● **Record list**
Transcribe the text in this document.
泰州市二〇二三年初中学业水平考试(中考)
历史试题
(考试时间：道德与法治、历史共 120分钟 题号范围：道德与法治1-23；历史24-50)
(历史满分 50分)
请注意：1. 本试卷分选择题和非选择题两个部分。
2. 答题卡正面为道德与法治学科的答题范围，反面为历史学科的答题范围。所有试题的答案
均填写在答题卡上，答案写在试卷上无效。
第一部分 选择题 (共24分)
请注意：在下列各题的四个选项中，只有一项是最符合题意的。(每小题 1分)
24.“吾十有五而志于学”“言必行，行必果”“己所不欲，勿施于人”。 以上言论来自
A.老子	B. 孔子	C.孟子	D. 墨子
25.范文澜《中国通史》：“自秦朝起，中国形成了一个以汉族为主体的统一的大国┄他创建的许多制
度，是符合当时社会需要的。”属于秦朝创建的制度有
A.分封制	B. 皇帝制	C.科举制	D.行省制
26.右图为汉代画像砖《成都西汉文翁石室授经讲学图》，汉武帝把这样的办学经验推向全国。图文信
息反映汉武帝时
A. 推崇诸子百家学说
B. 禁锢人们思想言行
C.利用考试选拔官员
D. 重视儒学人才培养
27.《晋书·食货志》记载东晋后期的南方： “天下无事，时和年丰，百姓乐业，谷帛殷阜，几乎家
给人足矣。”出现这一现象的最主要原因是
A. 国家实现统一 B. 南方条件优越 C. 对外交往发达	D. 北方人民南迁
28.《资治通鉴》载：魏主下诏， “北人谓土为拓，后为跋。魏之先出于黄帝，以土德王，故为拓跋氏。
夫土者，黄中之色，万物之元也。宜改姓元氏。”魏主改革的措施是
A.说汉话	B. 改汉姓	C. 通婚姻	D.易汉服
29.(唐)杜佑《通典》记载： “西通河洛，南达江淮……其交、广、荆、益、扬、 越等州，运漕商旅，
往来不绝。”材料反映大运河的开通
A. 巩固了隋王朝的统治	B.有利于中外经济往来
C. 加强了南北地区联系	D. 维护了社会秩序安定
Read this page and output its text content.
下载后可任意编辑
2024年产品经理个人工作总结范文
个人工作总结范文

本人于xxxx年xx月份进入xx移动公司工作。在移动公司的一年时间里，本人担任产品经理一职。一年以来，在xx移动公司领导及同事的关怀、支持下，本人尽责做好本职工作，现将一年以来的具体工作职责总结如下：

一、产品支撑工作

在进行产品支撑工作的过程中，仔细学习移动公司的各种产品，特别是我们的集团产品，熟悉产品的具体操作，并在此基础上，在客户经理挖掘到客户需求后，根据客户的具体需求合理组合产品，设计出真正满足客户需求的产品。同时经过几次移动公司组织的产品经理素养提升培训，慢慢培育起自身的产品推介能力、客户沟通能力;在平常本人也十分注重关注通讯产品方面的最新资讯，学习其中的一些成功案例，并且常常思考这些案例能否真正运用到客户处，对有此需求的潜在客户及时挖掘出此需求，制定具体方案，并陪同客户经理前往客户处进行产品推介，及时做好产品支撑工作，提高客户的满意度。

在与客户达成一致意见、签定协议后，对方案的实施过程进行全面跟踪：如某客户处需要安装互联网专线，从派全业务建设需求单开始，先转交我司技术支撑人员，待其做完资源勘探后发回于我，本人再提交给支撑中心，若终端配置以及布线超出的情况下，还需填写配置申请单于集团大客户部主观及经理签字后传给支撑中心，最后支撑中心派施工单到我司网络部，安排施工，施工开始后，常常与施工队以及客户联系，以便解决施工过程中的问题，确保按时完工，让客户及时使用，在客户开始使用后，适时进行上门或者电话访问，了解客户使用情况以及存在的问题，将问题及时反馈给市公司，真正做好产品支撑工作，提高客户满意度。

● **What is needed**
Copy all lines of the material above where the string "this" occurs.

● **Result below**
Transcribe the text in this document.
Read this page and output its text content.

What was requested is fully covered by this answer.